(Stored items)
>> start

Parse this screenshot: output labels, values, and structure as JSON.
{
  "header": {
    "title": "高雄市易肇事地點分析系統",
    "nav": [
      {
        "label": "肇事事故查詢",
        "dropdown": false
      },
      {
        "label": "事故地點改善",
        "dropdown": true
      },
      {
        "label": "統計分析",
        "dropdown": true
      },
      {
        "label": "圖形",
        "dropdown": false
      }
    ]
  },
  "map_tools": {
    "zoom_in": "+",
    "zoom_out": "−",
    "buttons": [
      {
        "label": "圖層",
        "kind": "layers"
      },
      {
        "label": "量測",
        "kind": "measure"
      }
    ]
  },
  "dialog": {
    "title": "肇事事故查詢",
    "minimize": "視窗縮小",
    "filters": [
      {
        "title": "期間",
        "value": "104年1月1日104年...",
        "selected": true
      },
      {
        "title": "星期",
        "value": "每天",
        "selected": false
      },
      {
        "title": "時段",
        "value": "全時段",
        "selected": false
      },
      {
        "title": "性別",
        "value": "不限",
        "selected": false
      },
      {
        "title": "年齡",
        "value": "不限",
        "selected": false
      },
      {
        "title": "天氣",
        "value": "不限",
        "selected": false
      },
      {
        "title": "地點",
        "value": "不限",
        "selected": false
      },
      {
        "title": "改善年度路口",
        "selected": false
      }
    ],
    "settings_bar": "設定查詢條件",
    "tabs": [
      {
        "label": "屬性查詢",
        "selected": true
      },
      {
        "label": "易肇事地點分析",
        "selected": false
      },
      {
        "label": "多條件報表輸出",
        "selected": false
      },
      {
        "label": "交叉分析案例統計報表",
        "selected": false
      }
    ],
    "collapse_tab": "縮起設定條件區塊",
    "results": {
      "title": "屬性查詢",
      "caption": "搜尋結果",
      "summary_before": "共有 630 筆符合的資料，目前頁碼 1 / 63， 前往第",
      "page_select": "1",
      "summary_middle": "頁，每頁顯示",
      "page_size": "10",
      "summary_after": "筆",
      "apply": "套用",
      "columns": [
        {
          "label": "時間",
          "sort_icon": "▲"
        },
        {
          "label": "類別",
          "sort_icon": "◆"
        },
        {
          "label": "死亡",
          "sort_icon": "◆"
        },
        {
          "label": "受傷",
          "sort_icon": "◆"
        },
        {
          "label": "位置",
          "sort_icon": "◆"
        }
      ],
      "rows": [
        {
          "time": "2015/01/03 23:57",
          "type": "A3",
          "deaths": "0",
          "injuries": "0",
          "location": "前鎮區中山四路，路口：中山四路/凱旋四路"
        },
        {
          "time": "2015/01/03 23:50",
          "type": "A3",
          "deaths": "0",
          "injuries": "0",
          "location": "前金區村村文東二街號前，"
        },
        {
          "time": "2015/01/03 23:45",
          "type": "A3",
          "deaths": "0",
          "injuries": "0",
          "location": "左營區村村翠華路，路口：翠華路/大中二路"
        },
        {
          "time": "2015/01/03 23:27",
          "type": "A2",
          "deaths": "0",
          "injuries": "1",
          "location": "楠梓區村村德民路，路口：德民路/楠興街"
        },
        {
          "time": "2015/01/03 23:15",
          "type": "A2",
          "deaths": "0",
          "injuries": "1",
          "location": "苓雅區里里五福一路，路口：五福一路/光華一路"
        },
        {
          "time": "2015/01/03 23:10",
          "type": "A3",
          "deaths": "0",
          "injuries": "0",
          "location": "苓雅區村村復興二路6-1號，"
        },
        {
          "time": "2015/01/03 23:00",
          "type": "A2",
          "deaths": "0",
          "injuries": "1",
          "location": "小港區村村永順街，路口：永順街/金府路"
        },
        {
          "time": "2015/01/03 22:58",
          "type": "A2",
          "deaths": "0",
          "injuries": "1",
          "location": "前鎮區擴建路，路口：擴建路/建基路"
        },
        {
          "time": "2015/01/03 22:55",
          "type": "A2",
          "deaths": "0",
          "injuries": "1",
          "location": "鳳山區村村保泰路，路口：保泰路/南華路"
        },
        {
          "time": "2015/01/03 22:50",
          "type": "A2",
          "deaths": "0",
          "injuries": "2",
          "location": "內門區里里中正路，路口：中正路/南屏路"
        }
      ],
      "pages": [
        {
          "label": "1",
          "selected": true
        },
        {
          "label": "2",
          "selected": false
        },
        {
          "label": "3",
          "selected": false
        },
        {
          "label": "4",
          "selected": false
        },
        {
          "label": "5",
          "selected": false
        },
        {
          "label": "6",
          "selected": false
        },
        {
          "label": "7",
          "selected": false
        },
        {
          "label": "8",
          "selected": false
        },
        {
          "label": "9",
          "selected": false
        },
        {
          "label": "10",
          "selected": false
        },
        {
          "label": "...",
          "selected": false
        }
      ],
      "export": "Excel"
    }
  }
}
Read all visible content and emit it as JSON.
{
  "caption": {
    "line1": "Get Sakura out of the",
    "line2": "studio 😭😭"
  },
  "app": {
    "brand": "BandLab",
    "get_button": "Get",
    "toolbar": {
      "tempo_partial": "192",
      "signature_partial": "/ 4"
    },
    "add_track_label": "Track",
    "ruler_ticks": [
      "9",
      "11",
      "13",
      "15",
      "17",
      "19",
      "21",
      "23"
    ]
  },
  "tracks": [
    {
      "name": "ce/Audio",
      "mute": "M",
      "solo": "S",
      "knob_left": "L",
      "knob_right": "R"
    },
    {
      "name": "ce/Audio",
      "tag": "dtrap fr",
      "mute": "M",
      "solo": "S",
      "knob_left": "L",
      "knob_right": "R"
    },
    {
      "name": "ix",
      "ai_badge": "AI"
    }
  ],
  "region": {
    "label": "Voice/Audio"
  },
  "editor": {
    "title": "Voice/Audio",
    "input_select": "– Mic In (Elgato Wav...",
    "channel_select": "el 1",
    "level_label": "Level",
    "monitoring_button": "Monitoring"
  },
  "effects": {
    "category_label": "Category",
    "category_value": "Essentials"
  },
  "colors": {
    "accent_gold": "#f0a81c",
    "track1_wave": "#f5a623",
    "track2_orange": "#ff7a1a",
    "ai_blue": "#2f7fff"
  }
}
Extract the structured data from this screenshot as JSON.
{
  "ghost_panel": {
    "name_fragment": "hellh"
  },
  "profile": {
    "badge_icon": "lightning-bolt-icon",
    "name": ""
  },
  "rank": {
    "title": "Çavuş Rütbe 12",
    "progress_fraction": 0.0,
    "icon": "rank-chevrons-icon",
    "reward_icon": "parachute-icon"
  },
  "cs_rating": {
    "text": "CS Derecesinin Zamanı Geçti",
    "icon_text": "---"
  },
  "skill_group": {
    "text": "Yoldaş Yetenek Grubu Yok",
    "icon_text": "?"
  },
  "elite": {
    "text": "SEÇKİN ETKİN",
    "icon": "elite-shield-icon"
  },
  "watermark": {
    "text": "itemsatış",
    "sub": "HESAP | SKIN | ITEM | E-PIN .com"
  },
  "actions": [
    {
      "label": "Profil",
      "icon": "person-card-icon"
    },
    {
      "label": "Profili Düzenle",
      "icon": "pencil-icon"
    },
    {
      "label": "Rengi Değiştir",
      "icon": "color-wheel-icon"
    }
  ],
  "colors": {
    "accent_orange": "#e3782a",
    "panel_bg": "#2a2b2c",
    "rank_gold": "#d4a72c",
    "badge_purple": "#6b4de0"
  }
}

>> end

> **Task goal**: Return the whole listing exactly, with every line included.

> **Solution to the problem**:
Parse this screenshot: output labels, values, and structure as JSON.
{
  "header": {
    "title": "高雄市易肇事地點分析系統",
    "nav": [
      {
        "label": "肇事事故查詢",
        "dropdown": false
      },
      {
        "label": "事故地點改善",
        "dropdown": true
      },
      {
        "label": "統計分析",
        "dropdown": true
      },
      {
        "label": "圖形",
        "dropdown": false
      }
    ]
  },
  "map_tools": {
    "zoom_in": "+",
    "zoom_out": "−",
    "buttons": [
      {
        "label": "圖層",
        "kind": "layers"
      },
      {
        "label": "量測",
        "kind": "measure"
      }
    ]
  },
  "dialog": {
    "title": "肇事事故查詢",
    "minimize": "視窗縮小",
    "filters": [
      {
        "title": "期間",
        "value": "104年1月1日104年...",
        "selected": true
      },
      {
        "title": "星期",
        "value": "每天",
        "selected": false
      },
      {
        "title": "時段",
        "value": "全時段",
        "selected": false
      },
      {
        "title": "性別",
        "value": "不限",
        "selected": false
      },
      {
        "title": "年齡",
        "value": "不限",
        "selected": false
      },
      {
        "title": "天氣",
        "value": "不限",
        "selected": false
      },
      {
        "title": "地點",
        "value": "不限",
        "selected": false
      },
      {
        "title": "改善年度路口",
        "selected": false
      }
    ],
    "settings_bar": "設定查詢條件",
    "tabs": [
      {
        "label": "屬性查詢",
        "selected": true
      },
      {
        "label": "易肇事地點分析",
        "selected": false
      },
      {
        "label": "多條件報表輸出",
        "selected": false
      },
      {
        "label": "交叉分析案例統計報表",
        "selected": false
      }
    ],
    "collapse_tab": "縮起設定條件區塊",
    "results": {
      "title": "屬性查詢",
      "caption": "搜尋結果",
      "summary_before": "共有 630 筆符合的資料，目前頁碼 1 / 63， 前往第",
      "page_select": "1",
      "summary_middle": "頁，每頁顯示",
      "page_size": "10",
      "summary_after": "筆",
      "apply": "套用",
      "columns": [
        {
          "label": "時間",
          "sort_icon": "▲"
        },
        {
          "label": "類別",
          "sort_icon": "◆"
        },
        {
          "label": "死亡",
          "sort_icon": "◆"
        },
        {
          "label": "受傷",
          "sort_icon": "◆"
        },
        {
          "label": "位置",
          "sort_icon": "◆"
        }
      ],
      "rows": [
        {
          "time": "2015/01/03 23:57",
          "type": "A3",
          "deaths": "0",
          "injuries": "0",
          "location": "前鎮區中山四路，路口：中山四路/凱旋四路"
        },
        {
          "time": "2015/01/03 23:50",
          "type": "A3",
          "deaths": "0",
          "injuries": "0",
          "location": "前金區村村文東二街號前，"
        },
        {
          "time": "2015/01/03 23:45",
          "type": "A3",
          "deaths": "0",
          "injuries": "0",
          "location": "左營區村村翠華路，路口：翠華路/大中二路"
        },
        {
          "time": "2015/01/03 23:27",
          "type": "A2",
          "deaths": "0",
          "injuries": "1",
          "location": "楠梓區村村德民路，路口：德民路/楠興街"
        },
        {
          "time": "2015/01/03 23:15",
          "type": "A2",
          "deaths": "0",
          "injuries": "1",
          "location": "苓雅區里里五福一路，路口：五福一路/光華一路"
        },
        {
          "time": "2015/01/03 23:10",
          "type": "A3",
          "deaths": "0",
          "injuries": "0",
          "location": "苓雅區村村復興二路6-1號，"
        },
        {
          "time": "2015/01/03 23:00",
          "type": "A2",
          "deaths": "0",
          "injuries": "1",
          "location": "小港區村村永順街，路口：永順街/金府路"
        },
        {
          "time": "2015/01/03 22:58",
          "type": "A2",
          "deaths": "0",
          "injuries": "1",
          "location": "前鎮區擴建路，路口：擴建路/建基路"
        },
        {
          "time": "2015/01/03 22:55",
          "type": "A2",
          "deaths": "0",
          "injuries": "1",
          "location": "鳳山區村村保泰路，路口：保泰路/南華路"
        },
        {
          "time": "2015/01/03 22:50",
          "type": "A2",
          "deaths": "0",
          "injuries": "2",
          "location": "內門區里里中正路，路口：中正路/南屏路"
        }
      ],
      "pages": [
        {
          "label": "1",
          "selected": true
        },
        {
          "label": "2",
          "selected": false
        },
        {
          "label": "3",
          "selected": false
        },
        {
          "label": "4",
          "selected": false
        },
        {
          "label": "5",
          "selected": false
        },
        {
          "label": "6",
          "selected": false
        },
        {
          "label": "7",
          "selected": false
        },
        {
          "label": "8",
          "selected": false
        },
        {
          "label": "9",
          "selected": false
        },
        {
          "label": "10",
          "selected": false
        },
        {
          "label": "...",
          "selected": false
        }
      ],
      "export": "Excel"
    }
  }
}
Read all visible content and emit it as JSON.
{
  "caption": {
    "line1": "Get Sakura out of the",
    "line2": "studio 😭😭"
  },
  "app": {
    "brand": "BandLab",
    "get_button": "Get",
    "toolbar": {
      "tempo_partial": "192",
      "signature_partial": "/ 4"
    },
    "add_track_label": "Track",
    "ruler_ticks": [
      "9",
      "11",
      "13",
      "15",
      "17",
      "19",
      "21",
      "23"
    ]
  },
  "tracks": [
    {
      "name": "ce/Audio",
      "mute": "M",
      "solo": "S",
      "knob_left": "L",
      "knob_right": "R"
    },
    {
      "name": "ce/Audio",
      "tag": "dtrap fr",
      "mute": "M",
      "solo": "S",
      "knob_left": "L",
      "knob_right": "R"
    },
    {
      "name": "ix",
      "ai_badge": "AI"
    }
  ],
  "region": {
    "label": "Voice/Audio"
  },
  "editor": {
    "title": "Voice/Audio",
    "input_select": "– Mic In (Elgato Wav...",
    "channel_select": "el 1",
    "level_label": "Level",
    "monitoring_button": "Monitoring"
  },
  "effects": {
    "category_label": "Category",
    "category_value": "Essentials"
  },
  "colors": {
    "accent_gold": "#f0a81c",
    "track1_wave": "#f5a623",
    "track2_orange": "#ff7a1a",
    "ai_blue": "#2f7fff"
  }
}
Extract the structured data from this screenshot as JSON.
{
  "ghost_panel": {
    "name_fragment": "hellh"
  },
  "profile": {
    "badge_icon": "lightning-bolt-icon",
    "name": ""
  },
  "rank": {
    "title": "Çavuş Rütbe 12",
    "progress_fraction": 0.0,
    "icon": "rank-chevrons-icon",
    "reward_icon": "parachute-icon"
  },
  "cs_rating": {
    "text": "CS Derecesinin Zamanı Geçti",
    "icon_text": "---"
  },
  "skill_group": {
    "text": "Yoldaş Yetenek Grubu Yok",
    "icon_text": "?"
  },
  "elite": {
    "text": "SEÇKİN ETKİN",
    "icon": "elite-shield-icon"
  },
  "watermark": {
    "text": "itemsatış",
    "sub": "HESAP | SKIN | ITEM | E-PIN .com"
  },
  "actions": [
    {
      "label": "Profil",
      "icon": "person-card-icon"
    },
    {
      "label": "Profili Düzenle",
      "icon": "pencil-icon"
    },
    {
      "label": "Rengi Değiştir",
      "icon": "color-wheel-icon"
    }
  ],
  "colors": {
    "accent_orange": "#e3782a",
    "panel_bg": "#2a2b2c",
    "rank_gold": "#d4a72c",
    "badge_purple": "#6b4de0"
  }
}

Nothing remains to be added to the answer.